Task directions
Find and return each line containing "this".

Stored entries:
** START **

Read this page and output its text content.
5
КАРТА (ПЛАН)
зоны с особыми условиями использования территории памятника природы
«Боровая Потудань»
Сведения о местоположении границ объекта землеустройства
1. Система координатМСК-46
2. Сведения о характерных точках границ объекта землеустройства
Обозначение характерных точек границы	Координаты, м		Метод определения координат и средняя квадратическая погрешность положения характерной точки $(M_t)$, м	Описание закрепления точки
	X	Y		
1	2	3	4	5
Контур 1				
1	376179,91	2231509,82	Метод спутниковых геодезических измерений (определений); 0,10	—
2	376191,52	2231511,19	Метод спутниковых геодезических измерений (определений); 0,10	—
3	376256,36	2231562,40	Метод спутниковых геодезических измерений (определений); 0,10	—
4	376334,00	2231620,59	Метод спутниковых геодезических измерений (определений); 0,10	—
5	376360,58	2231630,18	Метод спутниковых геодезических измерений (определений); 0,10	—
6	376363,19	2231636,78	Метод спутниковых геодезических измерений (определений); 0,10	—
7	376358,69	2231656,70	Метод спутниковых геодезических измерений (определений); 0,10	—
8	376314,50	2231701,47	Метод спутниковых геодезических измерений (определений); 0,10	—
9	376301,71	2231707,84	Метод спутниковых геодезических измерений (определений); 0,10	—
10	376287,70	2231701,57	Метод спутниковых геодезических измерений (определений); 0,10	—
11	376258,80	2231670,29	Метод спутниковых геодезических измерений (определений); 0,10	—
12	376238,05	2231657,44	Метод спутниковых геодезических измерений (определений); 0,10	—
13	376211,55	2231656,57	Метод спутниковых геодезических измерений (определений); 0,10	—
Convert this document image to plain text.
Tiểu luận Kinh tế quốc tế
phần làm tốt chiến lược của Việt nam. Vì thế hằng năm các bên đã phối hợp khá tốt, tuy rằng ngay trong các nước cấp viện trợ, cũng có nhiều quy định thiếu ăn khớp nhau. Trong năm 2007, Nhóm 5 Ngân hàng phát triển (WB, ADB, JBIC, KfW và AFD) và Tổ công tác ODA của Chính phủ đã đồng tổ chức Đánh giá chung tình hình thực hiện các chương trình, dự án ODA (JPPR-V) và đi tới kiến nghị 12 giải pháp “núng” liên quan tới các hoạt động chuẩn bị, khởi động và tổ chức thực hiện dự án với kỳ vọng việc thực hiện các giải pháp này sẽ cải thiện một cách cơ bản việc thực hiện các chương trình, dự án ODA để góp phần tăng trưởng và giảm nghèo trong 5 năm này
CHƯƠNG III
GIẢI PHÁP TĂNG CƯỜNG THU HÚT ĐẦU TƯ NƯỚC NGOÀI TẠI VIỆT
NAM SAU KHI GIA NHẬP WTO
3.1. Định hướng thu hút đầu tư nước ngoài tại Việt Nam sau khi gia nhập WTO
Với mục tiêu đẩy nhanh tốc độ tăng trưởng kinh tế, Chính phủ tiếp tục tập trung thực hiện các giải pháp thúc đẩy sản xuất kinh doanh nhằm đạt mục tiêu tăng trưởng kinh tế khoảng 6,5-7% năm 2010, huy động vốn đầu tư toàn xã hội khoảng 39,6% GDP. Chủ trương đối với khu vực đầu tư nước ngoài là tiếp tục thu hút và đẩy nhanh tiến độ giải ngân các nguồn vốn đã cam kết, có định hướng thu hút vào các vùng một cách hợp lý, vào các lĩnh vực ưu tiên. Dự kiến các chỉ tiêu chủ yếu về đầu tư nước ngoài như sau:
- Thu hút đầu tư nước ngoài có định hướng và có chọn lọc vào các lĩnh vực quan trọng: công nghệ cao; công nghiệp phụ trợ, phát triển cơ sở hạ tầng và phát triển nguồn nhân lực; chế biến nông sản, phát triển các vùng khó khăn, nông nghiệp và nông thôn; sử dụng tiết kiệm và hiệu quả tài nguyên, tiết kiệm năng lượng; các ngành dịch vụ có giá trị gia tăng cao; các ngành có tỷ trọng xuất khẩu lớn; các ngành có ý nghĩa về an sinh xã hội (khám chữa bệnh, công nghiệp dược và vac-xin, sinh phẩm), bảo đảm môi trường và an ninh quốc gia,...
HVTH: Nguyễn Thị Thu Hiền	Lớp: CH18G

** END **

Reply
Read this page and output its text content.
Convert this document image to plain text.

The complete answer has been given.